▶

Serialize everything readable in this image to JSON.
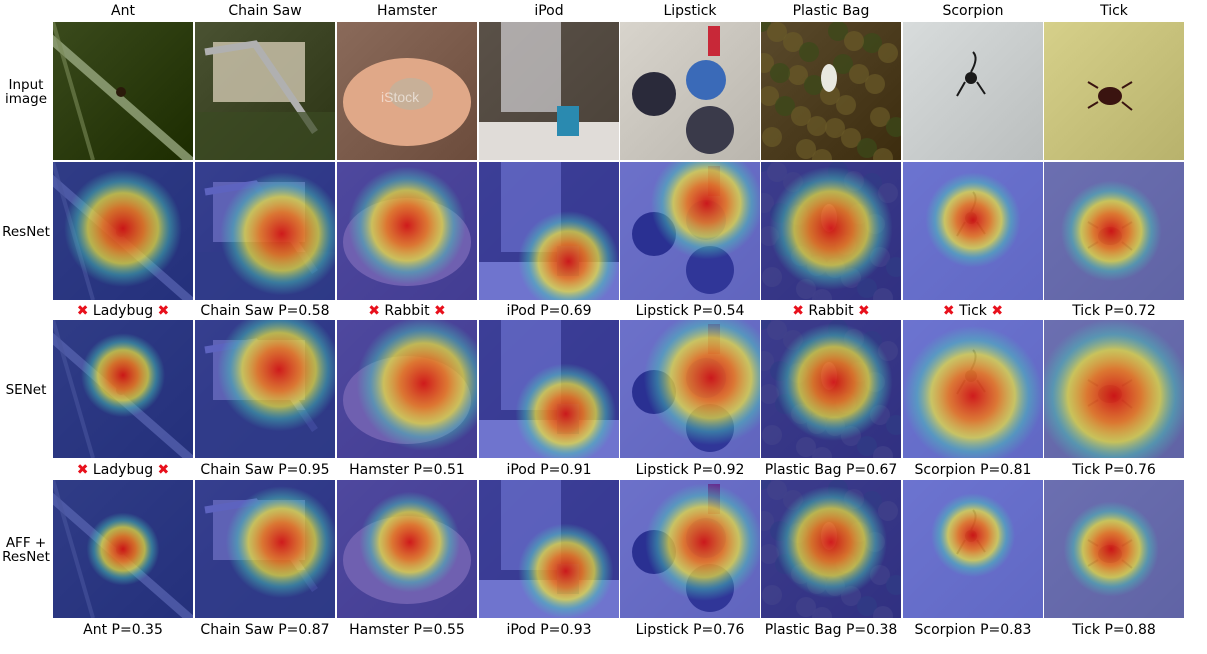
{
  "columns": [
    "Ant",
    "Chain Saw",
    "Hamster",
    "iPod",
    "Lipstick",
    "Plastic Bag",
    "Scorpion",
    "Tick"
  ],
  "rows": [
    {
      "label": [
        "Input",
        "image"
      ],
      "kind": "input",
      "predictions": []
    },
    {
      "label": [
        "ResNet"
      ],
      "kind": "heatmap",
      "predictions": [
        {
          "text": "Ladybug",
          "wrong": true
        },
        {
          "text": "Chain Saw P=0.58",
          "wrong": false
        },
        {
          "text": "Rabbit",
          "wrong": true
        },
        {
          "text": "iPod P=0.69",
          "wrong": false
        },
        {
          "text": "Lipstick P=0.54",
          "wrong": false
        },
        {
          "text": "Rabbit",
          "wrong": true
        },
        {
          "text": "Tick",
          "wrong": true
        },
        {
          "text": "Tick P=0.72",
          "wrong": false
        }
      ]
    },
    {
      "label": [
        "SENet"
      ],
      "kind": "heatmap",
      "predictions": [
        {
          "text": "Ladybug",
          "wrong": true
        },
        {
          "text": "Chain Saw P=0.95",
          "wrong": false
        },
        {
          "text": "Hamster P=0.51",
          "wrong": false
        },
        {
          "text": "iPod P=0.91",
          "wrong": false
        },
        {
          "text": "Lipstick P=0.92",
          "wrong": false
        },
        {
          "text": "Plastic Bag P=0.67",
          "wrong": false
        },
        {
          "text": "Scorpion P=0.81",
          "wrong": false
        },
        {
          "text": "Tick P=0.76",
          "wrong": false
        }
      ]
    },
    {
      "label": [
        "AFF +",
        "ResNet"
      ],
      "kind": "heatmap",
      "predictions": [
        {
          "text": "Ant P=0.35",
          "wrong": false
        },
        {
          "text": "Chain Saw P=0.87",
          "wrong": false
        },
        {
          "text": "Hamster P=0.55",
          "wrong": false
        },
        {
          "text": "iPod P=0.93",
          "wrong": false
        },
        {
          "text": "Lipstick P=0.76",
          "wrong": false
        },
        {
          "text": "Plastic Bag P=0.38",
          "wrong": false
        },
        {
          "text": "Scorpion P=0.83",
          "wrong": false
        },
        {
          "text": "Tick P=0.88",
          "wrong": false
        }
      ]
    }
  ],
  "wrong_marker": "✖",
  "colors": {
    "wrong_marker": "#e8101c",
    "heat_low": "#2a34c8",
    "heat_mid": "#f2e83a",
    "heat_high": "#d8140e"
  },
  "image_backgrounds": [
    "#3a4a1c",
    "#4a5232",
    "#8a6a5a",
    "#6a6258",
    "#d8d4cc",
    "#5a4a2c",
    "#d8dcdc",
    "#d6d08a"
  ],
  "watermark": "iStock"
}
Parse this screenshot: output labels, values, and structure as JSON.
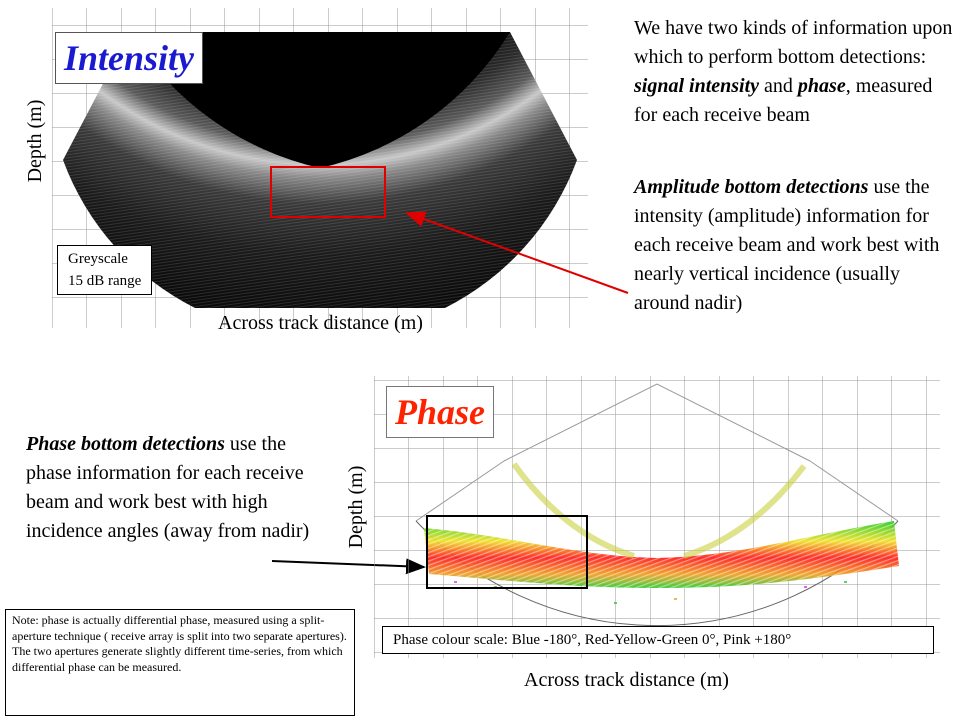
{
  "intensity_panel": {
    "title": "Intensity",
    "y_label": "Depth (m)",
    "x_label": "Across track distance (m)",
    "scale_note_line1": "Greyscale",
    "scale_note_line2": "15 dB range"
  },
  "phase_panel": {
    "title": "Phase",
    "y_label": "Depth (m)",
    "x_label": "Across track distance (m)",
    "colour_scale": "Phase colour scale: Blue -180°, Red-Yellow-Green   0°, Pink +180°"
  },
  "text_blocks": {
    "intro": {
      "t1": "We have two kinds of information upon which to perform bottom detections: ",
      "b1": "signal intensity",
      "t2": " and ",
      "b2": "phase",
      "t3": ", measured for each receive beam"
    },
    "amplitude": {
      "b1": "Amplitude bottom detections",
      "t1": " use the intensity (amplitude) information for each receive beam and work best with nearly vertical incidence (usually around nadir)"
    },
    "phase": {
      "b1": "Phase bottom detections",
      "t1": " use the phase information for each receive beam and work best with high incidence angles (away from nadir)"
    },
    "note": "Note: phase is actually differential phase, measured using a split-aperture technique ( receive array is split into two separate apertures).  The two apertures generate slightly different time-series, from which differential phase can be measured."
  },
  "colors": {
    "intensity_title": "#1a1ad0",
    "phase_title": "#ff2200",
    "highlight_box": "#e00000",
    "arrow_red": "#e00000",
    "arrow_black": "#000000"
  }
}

◀
▶

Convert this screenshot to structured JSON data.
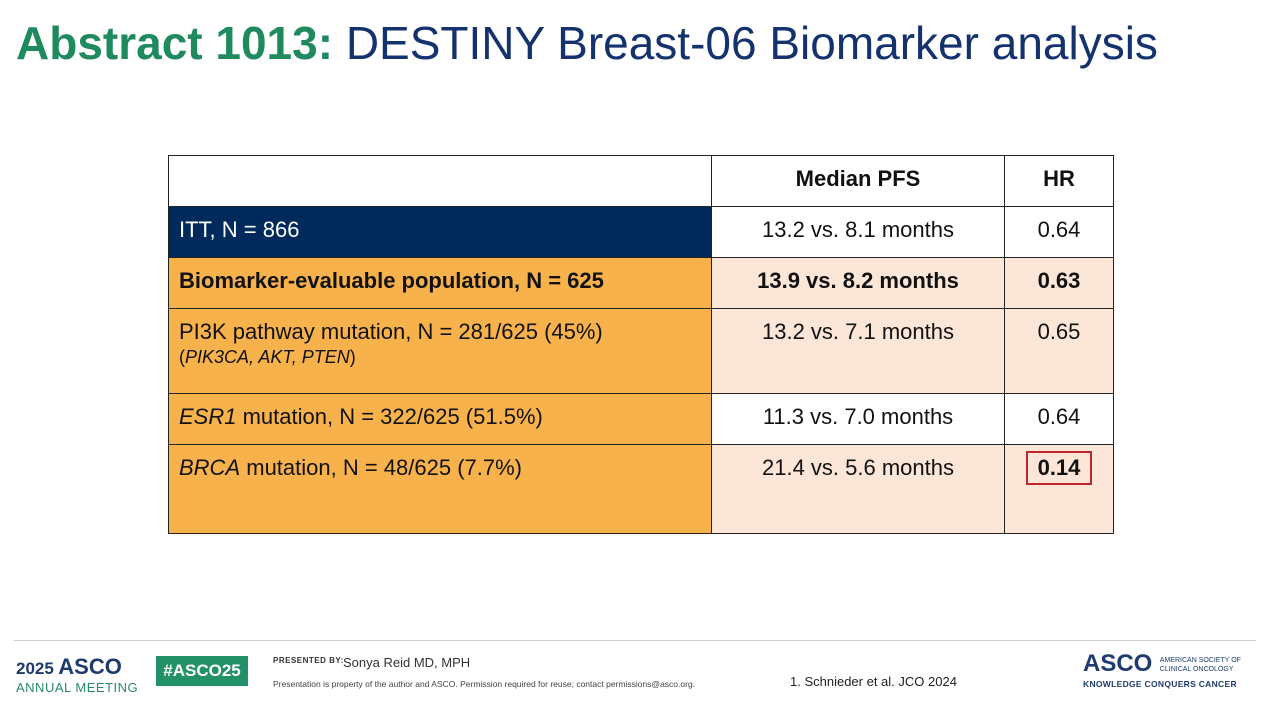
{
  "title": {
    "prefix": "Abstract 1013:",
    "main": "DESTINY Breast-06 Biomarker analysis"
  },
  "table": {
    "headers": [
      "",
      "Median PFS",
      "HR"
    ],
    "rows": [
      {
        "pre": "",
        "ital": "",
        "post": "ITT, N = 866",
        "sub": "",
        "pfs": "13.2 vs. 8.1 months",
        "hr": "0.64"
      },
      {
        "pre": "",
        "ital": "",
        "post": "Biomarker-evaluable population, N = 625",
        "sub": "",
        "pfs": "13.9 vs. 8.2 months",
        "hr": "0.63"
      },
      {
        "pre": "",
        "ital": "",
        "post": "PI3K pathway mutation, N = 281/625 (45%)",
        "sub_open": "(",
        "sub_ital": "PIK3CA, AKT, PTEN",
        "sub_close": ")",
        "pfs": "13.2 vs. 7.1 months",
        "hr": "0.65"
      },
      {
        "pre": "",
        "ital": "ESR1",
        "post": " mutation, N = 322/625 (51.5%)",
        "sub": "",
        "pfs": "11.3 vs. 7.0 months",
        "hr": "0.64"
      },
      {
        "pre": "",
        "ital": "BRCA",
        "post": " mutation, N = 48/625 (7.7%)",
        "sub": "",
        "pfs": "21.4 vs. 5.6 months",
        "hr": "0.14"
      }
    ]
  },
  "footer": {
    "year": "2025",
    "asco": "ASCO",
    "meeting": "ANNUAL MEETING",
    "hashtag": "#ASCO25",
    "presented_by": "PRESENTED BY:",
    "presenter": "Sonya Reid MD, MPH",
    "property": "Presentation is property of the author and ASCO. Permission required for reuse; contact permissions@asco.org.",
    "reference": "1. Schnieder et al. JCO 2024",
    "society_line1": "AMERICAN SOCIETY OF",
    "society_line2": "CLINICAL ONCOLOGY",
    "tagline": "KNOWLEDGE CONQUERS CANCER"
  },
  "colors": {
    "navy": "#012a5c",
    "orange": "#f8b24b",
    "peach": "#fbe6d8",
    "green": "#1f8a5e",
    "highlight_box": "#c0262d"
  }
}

◀

◆ WORK TO DO
Collect every line with the string "best" from the records, and copy each.

◆ FINISHED ANSWER
      "t1": " use the intensity (amplitude) information for each receive beam and work best with nearly vertical incidence (usually around nadir)"
      "t1": " use the phase information for each receive beam and work best with high incidence angles (away from nadir)"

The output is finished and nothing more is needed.